** START INFORMATION SUPPLIED **

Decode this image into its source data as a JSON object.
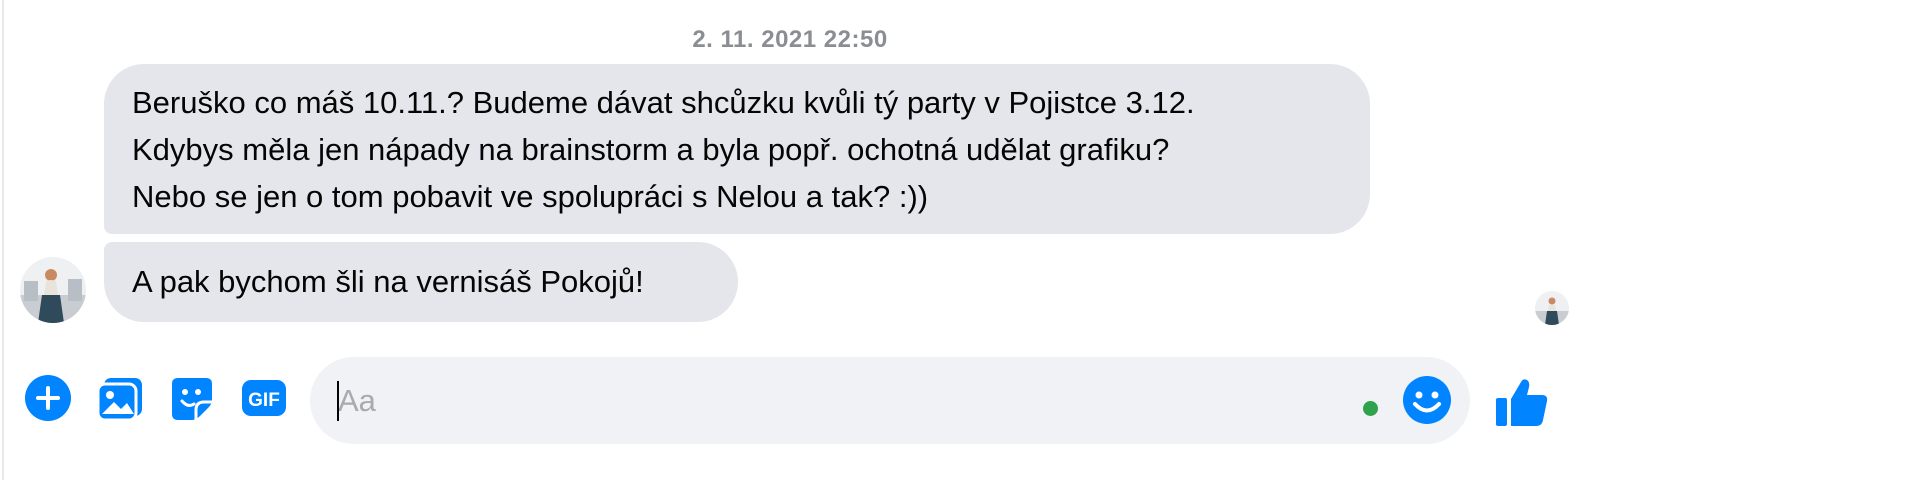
{
  "conversation": {
    "timestamp": "2. 11. 2021 22:50",
    "messages": [
      {
        "lines": [
          "Beruško co máš 10.11.? Budeme dávat shcůzku kvůli tý party v Pojistce 3.12.",
          "Kdybys měla jen nápady na brainstorm a byla popř. ochotná udělat grafiku?",
          "Nebo se jen o tom pobavit ve spolupráci s Nelou a tak? :))"
        ]
      },
      {
        "lines": [
          "A pak bychom šli na vernisáš Pokojů!"
        ]
      }
    ]
  },
  "composer": {
    "placeholder": "Aa",
    "value": "",
    "icons": [
      "plus-circle-icon",
      "photo-gallery-icon",
      "sticker-icon",
      "gif-icon",
      "emoji-icon",
      "thumbs-up-icon"
    ],
    "accent_color": "#0084ff",
    "online_color": "#31a24c"
  },
  "colors": {
    "bubble_bg": "#e4e6eb",
    "input_bg": "#f0f2f5",
    "timestamp": "#8a8d91"
  }
}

** END INFORMATION SUPPLIED **

DESCRIPTION OF THE TASK: Pictures are not part of the copy; output everything else in the records exactly.

SOLUTION FOR THIS TASK:
Decode this image into its source data as a JSON object.
{
  "conversation": {
    "timestamp": "2. 11. 2021 22:50",
    "messages": [
      {
        "lines": [
          "Beruško co máš 10.11.? Budeme dávat shcůzku kvůli tý party v Pojistce 3.12.",
          "Kdybys měla jen nápady na brainstorm a byla popř. ochotná udělat grafiku?",
          "Nebo se jen o tom pobavit ve spolupráci s Nelou a tak? :))"
        ]
      },
      {
        "lines": [
          "A pak bychom šli na vernisáš Pokojů!"
        ]
      }
    ]
  },
  "composer": {
    "placeholder": "Aa",
    "value": "",
    "icons": [
      "plus-circle-icon",
      "photo-gallery-icon",
      "sticker-icon",
      "gif-icon",
      "emoji-icon",
      "thumbs-up-icon"
    ],
    "accent_color": "#0084ff",
    "online_color": "#31a24c"
  },
  "colors": {
    "bubble_bg": "#e4e6eb",
    "input_bg": "#f0f2f5",
    "timestamp": "#8a8d91"
  }
}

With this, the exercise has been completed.